Problem to work on = Find and copy each line of the records where the string "grok" shows up.

>>>

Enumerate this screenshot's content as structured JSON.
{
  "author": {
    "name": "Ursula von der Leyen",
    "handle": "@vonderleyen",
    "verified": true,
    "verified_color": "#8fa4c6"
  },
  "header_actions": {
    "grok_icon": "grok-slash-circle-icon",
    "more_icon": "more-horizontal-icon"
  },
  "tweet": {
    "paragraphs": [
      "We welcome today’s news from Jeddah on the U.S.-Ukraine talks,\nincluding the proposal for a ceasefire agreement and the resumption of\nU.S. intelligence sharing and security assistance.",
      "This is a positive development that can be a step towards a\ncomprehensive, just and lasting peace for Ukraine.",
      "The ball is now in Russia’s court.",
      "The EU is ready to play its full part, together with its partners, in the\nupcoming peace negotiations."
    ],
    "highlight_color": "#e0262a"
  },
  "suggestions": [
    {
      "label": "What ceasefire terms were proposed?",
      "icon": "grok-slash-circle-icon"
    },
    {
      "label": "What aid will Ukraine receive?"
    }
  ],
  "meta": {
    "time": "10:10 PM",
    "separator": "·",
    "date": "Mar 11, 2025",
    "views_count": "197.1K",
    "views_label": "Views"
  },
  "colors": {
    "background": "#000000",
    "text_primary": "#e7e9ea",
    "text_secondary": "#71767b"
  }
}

<<<
>>>

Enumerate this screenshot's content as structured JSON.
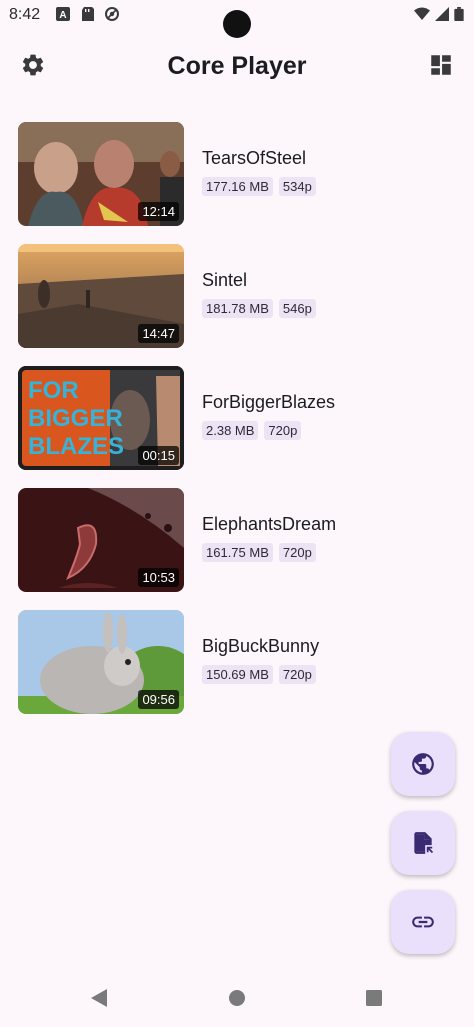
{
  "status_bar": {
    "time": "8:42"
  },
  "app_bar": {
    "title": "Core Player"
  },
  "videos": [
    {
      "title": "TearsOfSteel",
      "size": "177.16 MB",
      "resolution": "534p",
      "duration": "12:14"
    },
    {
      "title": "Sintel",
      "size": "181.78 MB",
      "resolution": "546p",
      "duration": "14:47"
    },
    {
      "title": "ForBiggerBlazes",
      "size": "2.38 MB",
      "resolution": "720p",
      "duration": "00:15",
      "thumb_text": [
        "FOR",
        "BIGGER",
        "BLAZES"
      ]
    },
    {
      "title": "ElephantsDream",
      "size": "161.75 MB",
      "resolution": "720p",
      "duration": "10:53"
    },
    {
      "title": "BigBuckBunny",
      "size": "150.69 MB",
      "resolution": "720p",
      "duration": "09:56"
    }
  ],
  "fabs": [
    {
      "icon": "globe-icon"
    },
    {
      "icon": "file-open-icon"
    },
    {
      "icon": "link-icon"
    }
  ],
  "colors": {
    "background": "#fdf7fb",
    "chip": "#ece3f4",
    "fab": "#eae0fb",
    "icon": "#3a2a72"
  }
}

<<<
>>>

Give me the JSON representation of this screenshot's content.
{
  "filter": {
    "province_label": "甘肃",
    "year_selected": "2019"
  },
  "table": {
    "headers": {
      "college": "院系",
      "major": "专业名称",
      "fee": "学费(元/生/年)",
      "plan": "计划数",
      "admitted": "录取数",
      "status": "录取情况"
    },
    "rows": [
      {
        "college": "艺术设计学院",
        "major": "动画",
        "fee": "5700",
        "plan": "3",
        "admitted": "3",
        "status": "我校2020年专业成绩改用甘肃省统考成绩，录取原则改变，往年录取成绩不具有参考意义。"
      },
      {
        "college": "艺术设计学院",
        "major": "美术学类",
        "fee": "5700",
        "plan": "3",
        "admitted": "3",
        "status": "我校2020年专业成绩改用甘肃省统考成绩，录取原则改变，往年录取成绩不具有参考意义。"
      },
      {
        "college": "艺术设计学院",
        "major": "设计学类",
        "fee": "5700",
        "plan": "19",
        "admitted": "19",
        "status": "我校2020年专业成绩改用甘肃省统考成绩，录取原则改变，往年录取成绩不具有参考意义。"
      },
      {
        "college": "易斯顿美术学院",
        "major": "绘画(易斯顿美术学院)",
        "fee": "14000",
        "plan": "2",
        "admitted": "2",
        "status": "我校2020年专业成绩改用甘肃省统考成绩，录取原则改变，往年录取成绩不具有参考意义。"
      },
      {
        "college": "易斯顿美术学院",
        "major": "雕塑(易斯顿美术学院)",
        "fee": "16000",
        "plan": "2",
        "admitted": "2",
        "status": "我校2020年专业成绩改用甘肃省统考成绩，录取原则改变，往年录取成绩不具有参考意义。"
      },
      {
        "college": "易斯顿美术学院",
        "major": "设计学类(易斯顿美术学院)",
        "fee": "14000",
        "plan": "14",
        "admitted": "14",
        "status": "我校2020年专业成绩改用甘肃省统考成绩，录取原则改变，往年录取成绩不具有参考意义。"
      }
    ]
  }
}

<<<

Result for this exercise =
    "grok_icon": "grok-slash-circle-icon",
      "icon": "grok-slash-circle-icon"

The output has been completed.